● Your task: For this exercise, copy out each line of the material below that includes "CYCS".

Data excerpts

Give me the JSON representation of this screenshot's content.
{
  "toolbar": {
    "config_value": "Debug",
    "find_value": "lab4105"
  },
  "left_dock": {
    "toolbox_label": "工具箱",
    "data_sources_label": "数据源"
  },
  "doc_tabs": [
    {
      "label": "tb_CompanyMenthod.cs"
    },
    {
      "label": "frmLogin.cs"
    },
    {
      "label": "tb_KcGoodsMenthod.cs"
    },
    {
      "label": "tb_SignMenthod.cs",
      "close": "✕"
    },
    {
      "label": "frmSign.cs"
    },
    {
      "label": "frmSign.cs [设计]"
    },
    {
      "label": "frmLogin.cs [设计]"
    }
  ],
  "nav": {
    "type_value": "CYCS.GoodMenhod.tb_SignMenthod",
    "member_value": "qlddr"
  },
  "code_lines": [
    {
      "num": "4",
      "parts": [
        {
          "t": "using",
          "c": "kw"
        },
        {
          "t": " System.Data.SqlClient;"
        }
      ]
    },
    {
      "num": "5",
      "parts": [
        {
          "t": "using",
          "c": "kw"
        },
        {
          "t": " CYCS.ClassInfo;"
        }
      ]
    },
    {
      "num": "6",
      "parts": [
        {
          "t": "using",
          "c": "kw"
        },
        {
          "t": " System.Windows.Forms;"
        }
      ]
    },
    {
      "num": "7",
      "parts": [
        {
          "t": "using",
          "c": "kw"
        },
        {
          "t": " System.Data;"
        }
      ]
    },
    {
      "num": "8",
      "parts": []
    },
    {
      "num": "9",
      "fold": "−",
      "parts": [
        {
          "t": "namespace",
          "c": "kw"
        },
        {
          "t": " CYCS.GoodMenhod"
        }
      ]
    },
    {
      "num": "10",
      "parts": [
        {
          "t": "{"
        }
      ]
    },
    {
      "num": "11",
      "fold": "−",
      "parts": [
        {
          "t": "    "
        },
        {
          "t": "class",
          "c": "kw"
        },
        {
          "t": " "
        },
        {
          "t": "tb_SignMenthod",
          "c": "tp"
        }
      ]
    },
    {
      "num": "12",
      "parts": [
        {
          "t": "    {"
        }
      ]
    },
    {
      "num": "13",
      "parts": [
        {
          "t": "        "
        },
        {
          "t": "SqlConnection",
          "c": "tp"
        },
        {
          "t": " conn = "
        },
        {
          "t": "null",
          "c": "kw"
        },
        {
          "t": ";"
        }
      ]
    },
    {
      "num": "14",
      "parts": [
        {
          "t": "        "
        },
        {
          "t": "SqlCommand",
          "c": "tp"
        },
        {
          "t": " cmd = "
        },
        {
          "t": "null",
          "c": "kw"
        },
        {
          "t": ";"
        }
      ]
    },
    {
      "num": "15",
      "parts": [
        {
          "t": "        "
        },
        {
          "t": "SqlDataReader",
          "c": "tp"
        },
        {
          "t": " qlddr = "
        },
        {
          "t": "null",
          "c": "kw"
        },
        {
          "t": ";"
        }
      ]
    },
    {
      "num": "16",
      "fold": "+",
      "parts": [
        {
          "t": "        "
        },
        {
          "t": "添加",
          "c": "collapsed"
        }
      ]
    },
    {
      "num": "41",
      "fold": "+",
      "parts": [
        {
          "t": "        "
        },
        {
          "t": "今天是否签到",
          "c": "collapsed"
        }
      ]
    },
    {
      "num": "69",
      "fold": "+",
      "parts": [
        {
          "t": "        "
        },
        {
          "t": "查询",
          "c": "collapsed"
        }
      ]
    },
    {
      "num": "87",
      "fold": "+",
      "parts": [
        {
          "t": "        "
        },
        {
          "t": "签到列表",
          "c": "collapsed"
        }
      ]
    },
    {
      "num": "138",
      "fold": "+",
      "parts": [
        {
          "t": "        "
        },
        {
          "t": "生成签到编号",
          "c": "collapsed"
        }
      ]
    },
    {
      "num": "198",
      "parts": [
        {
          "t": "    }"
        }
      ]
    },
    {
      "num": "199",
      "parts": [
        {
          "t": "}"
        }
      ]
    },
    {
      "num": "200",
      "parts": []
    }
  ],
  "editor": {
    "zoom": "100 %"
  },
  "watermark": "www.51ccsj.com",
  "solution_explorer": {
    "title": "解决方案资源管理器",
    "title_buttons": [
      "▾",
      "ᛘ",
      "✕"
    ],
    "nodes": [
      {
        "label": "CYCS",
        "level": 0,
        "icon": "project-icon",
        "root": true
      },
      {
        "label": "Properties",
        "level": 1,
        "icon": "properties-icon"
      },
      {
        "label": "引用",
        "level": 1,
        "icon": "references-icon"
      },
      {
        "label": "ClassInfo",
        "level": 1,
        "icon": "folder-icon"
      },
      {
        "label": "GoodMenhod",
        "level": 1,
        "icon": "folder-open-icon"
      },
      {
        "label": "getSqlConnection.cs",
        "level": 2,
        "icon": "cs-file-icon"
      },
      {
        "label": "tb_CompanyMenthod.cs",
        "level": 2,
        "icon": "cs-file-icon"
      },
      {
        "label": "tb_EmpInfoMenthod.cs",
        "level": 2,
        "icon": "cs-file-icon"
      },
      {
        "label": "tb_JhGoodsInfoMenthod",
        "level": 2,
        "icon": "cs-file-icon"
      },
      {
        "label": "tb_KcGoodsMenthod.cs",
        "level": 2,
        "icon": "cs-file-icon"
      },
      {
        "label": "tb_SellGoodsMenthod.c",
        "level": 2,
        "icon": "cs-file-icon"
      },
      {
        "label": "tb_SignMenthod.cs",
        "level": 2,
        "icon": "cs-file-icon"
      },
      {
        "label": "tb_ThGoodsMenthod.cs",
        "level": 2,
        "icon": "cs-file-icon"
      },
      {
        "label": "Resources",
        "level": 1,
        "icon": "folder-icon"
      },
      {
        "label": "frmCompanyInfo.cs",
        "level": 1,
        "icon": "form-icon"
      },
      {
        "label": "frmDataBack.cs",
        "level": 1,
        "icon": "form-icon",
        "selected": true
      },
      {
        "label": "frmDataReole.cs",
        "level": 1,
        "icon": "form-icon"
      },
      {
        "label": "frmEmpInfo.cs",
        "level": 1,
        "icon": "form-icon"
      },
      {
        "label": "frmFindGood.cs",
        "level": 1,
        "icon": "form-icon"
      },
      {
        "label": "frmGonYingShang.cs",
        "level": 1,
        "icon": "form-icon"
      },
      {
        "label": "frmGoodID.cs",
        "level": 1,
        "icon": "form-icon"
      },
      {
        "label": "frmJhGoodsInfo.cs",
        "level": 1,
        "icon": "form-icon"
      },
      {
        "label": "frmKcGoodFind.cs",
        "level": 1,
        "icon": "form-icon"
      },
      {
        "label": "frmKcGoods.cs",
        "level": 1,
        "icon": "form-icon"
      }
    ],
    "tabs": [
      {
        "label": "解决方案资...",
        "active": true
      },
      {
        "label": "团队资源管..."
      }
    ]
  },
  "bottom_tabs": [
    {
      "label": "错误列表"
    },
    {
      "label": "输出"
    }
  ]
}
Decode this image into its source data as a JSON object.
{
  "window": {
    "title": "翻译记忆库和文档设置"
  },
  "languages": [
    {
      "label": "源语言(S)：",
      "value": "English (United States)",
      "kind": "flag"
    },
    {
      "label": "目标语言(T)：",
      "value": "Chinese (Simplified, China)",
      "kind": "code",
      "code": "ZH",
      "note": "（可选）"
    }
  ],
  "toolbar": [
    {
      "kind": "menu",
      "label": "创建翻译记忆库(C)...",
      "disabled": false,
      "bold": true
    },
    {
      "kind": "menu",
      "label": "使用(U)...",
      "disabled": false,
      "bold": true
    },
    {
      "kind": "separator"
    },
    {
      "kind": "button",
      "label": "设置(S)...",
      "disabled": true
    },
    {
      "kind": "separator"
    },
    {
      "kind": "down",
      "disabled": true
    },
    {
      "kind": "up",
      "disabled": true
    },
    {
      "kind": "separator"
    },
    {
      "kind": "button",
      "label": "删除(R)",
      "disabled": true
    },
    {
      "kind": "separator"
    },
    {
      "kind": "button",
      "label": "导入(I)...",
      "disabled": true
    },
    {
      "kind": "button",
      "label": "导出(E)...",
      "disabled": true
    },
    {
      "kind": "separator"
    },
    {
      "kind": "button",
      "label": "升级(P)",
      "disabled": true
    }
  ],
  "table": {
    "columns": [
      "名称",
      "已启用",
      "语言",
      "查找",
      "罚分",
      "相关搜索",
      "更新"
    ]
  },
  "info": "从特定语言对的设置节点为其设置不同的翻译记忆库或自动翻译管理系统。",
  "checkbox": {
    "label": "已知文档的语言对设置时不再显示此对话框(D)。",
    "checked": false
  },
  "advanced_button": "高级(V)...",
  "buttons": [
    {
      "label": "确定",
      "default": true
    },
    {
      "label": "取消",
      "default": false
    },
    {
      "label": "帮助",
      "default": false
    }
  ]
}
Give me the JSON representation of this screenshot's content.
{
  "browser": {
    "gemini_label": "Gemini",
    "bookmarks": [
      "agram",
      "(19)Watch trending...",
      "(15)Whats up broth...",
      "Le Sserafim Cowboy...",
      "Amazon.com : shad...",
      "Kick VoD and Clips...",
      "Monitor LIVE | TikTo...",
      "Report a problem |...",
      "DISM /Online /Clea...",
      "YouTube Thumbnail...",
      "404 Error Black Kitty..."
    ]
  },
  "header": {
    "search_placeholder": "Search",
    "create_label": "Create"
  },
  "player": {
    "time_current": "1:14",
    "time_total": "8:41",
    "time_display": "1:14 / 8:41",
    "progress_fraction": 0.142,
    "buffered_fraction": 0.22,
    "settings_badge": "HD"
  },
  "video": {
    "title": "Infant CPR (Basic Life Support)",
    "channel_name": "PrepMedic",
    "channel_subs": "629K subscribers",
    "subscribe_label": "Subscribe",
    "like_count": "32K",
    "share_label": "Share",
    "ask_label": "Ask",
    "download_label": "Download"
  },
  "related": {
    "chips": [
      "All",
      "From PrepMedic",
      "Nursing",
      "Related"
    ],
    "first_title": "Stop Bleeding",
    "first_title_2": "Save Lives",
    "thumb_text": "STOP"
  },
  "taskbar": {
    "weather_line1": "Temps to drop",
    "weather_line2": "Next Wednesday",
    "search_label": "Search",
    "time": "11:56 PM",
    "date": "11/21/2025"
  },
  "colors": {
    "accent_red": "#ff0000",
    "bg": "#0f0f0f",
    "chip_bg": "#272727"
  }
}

● Task answer:
    "type_value": "CYCS.GoodMenhod.tb_SignMenthod",
          "t": " CYCS.ClassInfo;"
          "t": " CYCS.GoodMenhod"
        "label": "CYCS",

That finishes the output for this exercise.